- _Data to process_

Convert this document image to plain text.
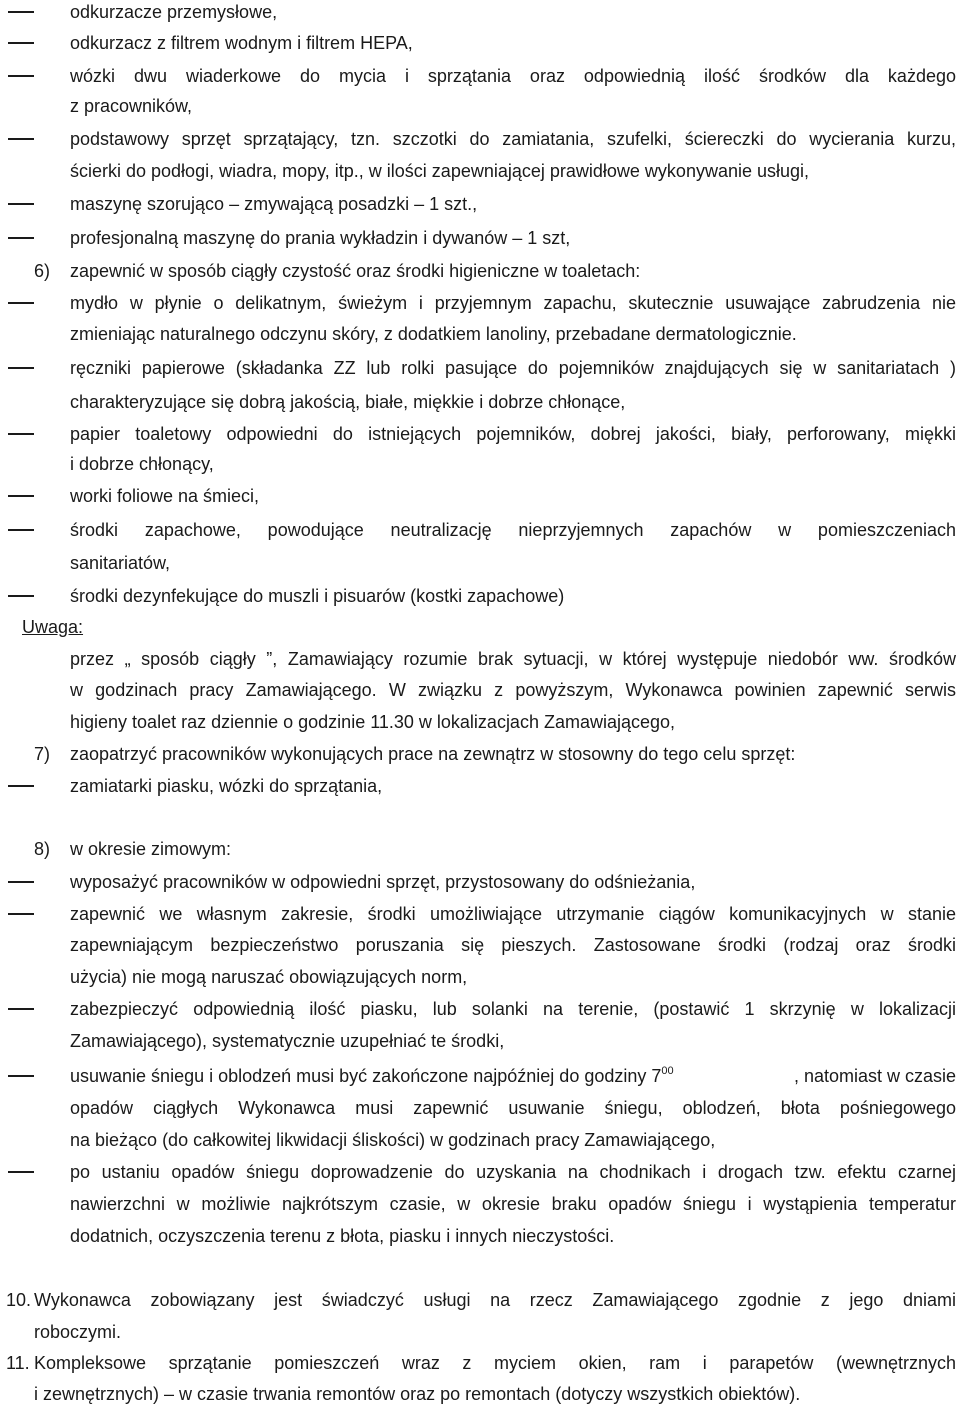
odkurzacze przemysłowe,
odkurzacz z filtrem wodnym i filtrem HEPA,
wózki dwu wiaderkowe do mycia i sprzątania oraz odpowiednią ilość środków dla każdego
z pracowników,
podstawowy sprzęt sprzątający, tzn. szczotki do zamiatania, szufelki, ściereczki do wycierania kurzu,
ścierki do podłogi, wiadra, mopy, itp., w ilości zapewniającej prawidłowe wykonywanie usługi,
maszynę szorująco – zmywającą posadzki – 1 szt.,
profesjonalną maszynę do prania wykładzin i dywanów – 1 szt,
6) zapewnić w sposób ciągły czystość oraz środki higieniczne w toaletach:
mydło w płynie o delikatnym, świeżym i przyjemnym zapachu, skutecznie usuwające zabrudzenia nie
zmieniając naturalnego odczynu skóry, z dodatkiem lanoliny, przebadane dermatologicznie.
ręczniki papierowe (składanka ZZ lub rolki pasujące do pojemników znajdujących się w sanitariatach )
charakteryzujące się dobrą jakością, białe, miękkie i dobrze chłonące,
papier toaletowy odpowiedni do istniejących pojemników, dobrej jakości, biały, perforowany, miękki
i dobrze chłonący,
worki foliowe na śmieci,
środki zapachowe, powodujące neutralizację nieprzyjemnych zapachów w pomieszczeniach
sanitariatów,
środki dezynfekujące do muszli i pisuarów (kostki zapachowe)
Uwaga:
przez „ sposób ciągły ”, Zamawiający rozumie brak sytuacji, w której występuje niedobór ww. środków
w godzinach pracy Zamawiającego. W związku z powyższym, Wykonawca powinien zapewnić serwis
higieny toalet raz dziennie o godzinie 11.30 w lokalizacjach Zamawiającego,
7) zaopatrzyć pracowników wykonujących prace na zewnątrz w stosowny do tego celu sprzęt:
zamiatarki piasku, wózki do sprzątania,
8) w okresie zimowym:
wyposażyć pracowników w odpowiedni sprzęt, przystosowany do odśnieżania,
zapewnić we własnym zakresie, środki umożliwiające utrzymanie ciągów komunikacyjnych w stanie
zapewniającym bezpieczeństwo poruszania się pieszych. Zastosowane środki (rodzaj oraz środki
użycia) nie mogą naruszać obowiązujących norm,
zabezpieczyć odpowiednią ilość piasku, lub solanki na terenie, (postawić 1 skrzynię w lokalizacji
Zamawiającego), systematycznie uzupełniać te środki,
usuwanie śniegu i oblodzeń musi być zakończone najpóźniej do godziny $7^{00}$	, natomiast w czasie
opadów ciągłych Wykonawca musi zapewnić usuwanie śniegu, oblodzeń, błota pośniegowego
na bieżąco (do całkowitej likwidacji śliskości) w godzinach pracy Zamawiającego,
po ustaniu opadów śniegu doprowadzenie do uzyskania na chodnikach i drogach tzw. efektu czarnej
nawierzchni w możliwie najkrótszym czasie, w okresie braku opadów śniegu i wystąpienia temperatur
dodatnich, oczyszczenia terenu z błota, piasku i innych nieczystości.
10. Wykonawca zobowiązany jest świadczyć usługi na rzecz Zamawiającego zgodnie z jego dniami
roboczymi.
11. Kompleksowe sprzątanie pomieszczeń wraz z myciem okien, ram i parapetów (wewnętrznych
i zewnętrznych) – w czasie trwania remontów oraz po remontach (dotyczy wszystkich obiektów).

- _Set task_
Your task is to pick out every line with the string "sprzątania" and copy it.

- _Final result_
wózki dwu wiaderkowe do mycia i sprzątania oraz odpowiednią ilość środków dla każdego
zamiatarki piasku, wózki do sprzątania,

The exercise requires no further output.